§ **Objective**
Word for word, print each line of the listing below; pictures stay out.

§ **Extracted records**
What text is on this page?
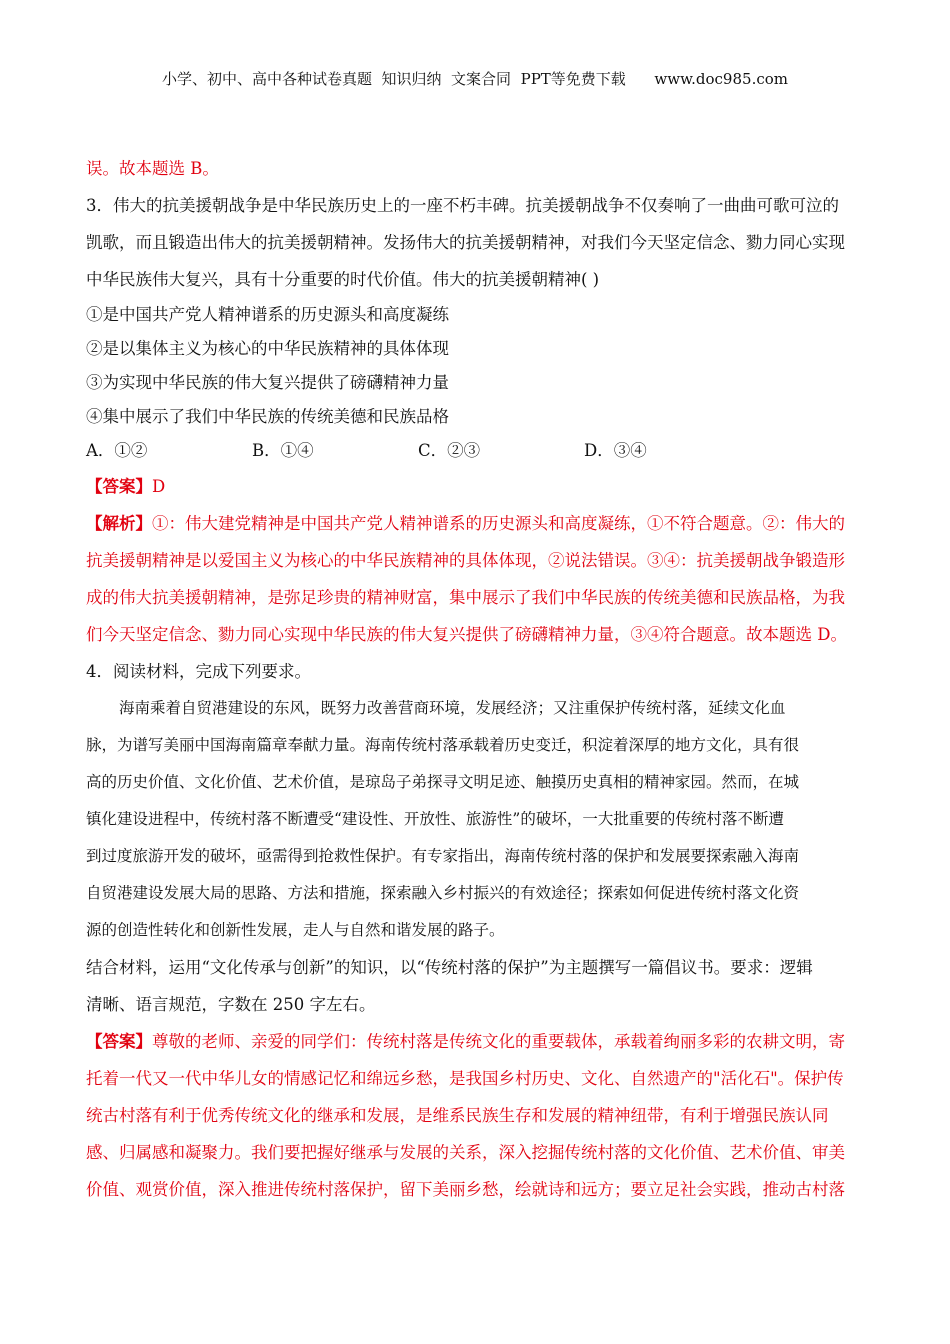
小学、初中、高中各种试卷真题  知识归纳  文案合同  PPT等免费下载      www.doc985.com
误。故本题选 B。
3．伟大的抗美援朝战争是中华民族历史上的一座不朽丰碑。抗美援朝战争不仅奏响了一曲曲可歌可泣的
凯歌，而且锻造出伟大的抗美援朝精神。发扬伟大的抗美援朝精神，对我们今天坚定信念、勠力同心实现
中华民族伟大复兴，具有十分重要的时代价值。伟大的抗美援朝精神( )
①是中国共产党人精神谱系的历史源头和高度凝练
②是以集体主义为核心的中华民族精神的具体体现
③为实现中华民族的伟大复兴提供了磅礴精神力量
④集中展示了我们中华民族的传统美德和民族品格
A．①②	B．①④	C．②③	D．③④
【答案】D
【解析】①：伟大建党精神是中国共产党人精神谱系的历史源头和高度凝练，①不符合题意。②：伟大的
抗美援朝精神是以爱国主义为核心的中华民族精神的具体体现，②说法错误。③④：抗美援朝战争锻造形
成的伟大抗美援朝精神，是弥足珍贵的精神财富，集中展示了我们中华民族的传统美德和民族品格，为我
们今天坚定信念、勠力同心实现中华民族的伟大复兴提供了磅礴精神力量，③④符合题意。故本题选 D。
4．阅读材料，完成下列要求。
海南乘着自贸港建设的东风，既努力改善营商环境，发展经济；又注重保护传统村落，延续文化血
脉，为谱写美丽中国海南篇章奉献力量。海南传统村落承载着历史变迁，积淀着深厚的地方文化，具有很
高的历史价值、文化价值、艺术价值，是琼岛子弟探寻文明足迹、触摸历史真相的精神家园。然而，在城
镇化建设进程中，传统村落不断遭受“建设性、开放性、旅游性”的破坏，一大批重要的传统村落不断遭
到过度旅游开发的破坏，亟需得到抢救性保护。有专家指出，海南传统村落的保护和发展要探索融入海南
自贸港建设发展大局的思路、方法和措施，探索融入乡村振兴的有效途径；探索如何促进传统村落文化资
源的创造性转化和创新性发展，走人与自然和谐发展的路子。
结合材料，运用“文化传承与创新”的知识，以“传统村落的保护”为主题撰写一篇倡议书。要求：逻辑
清晰、语言规范，字数在 250 字左右。
【答案】尊敬的老师、亲爱的同学们：传统村落是传统文化的重要载体，承载着绚丽多彩的农耕文明，寄
托着一代又一代中华儿女的情感记忆和绵远乡愁，是我国乡村历史、文化、自然遗产的"活化石"。保护传
统古村落有利于优秀传统文化的继承和发展，是维系民族生存和发展的精神纽带，有利于增强民族认同
感、归属感和凝聚力。我们要把握好继承与发展的关系，深入挖掘传统村落的文化价值、艺术价值、审美
价值、观赏价值，深入推进传统村落保护，留下美丽乡愁，绘就诗和远方；要立足社会实践，推动古村落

§ **Solution to this task**
What text is on this page?
小学、初中、高中各种试卷真题  知识归纳  文案合同  PPT等免费下载      www.doc985.com
误。故本题选 B。
3．伟大的抗美援朝战争是中华民族历史上的一座不朽丰碑。抗美援朝战争不仅奏响了一曲曲可歌可泣的
凯歌，而且锻造出伟大的抗美援朝精神。发扬伟大的抗美援朝精神，对我们今天坚定信念、勠力同心实现
中华民族伟大复兴，具有十分重要的时代价值。伟大的抗美援朝精神( )
①是中国共产党人精神谱系的历史源头和高度凝练
②是以集体主义为核心的中华民族精神的具体体现
③为实现中华民族的伟大复兴提供了磅礴精神力量
④集中展示了我们中华民族的传统美德和民族品格
A．①②	B．①④	C．②③	D．③④
【答案】D
【解析】①：伟大建党精神是中国共产党人精神谱系的历史源头和高度凝练，①不符合题意。②：伟大的
抗美援朝精神是以爱国主义为核心的中华民族精神的具体体现，②说法错误。③④：抗美援朝战争锻造形
成的伟大抗美援朝精神，是弥足珍贵的精神财富，集中展示了我们中华民族的传统美德和民族品格，为我
们今天坚定信念、勠力同心实现中华民族的伟大复兴提供了磅礴精神力量，③④符合题意。故本题选 D。
4．阅读材料，完成下列要求。
海南乘着自贸港建设的东风，既努力改善营商环境，发展经济；又注重保护传统村落，延续文化血
脉，为谱写美丽中国海南篇章奉献力量。海南传统村落承载着历史变迁，积淀着深厚的地方文化，具有很
高的历史价值、文化价值、艺术价值，是琼岛子弟探寻文明足迹、触摸历史真相的精神家园。然而，在城
镇化建设进程中，传统村落不断遭受“建设性、开放性、旅游性”的破坏，一大批重要的传统村落不断遭
到过度旅游开发的破坏，亟需得到抢救性保护。有专家指出，海南传统村落的保护和发展要探索融入海南
自贸港建设发展大局的思路、方法和措施，探索融入乡村振兴的有效途径；探索如何促进传统村落文化资
源的创造性转化和创新性发展，走人与自然和谐发展的路子。
结合材料，运用“文化传承与创新”的知识，以“传统村落的保护”为主题撰写一篇倡议书。要求：逻辑
清晰、语言规范，字数在 250 字左右。
【答案】尊敬的老师、亲爱的同学们：传统村落是传统文化的重要载体，承载着绚丽多彩的农耕文明，寄
托着一代又一代中华儿女的情感记忆和绵远乡愁，是我国乡村历史、文化、自然遗产的"活化石"。保护传
统古村落有利于优秀传统文化的继承和发展，是维系民族生存和发展的精神纽带，有利于增强民族认同
感、归属感和凝聚力。我们要把握好继承与发展的关系，深入挖掘传统村落的文化价值、艺术价值、审美
价值、观赏价值，深入推进传统村落保护，留下美丽乡愁，绘就诗和远方；要立足社会实践，推动古村落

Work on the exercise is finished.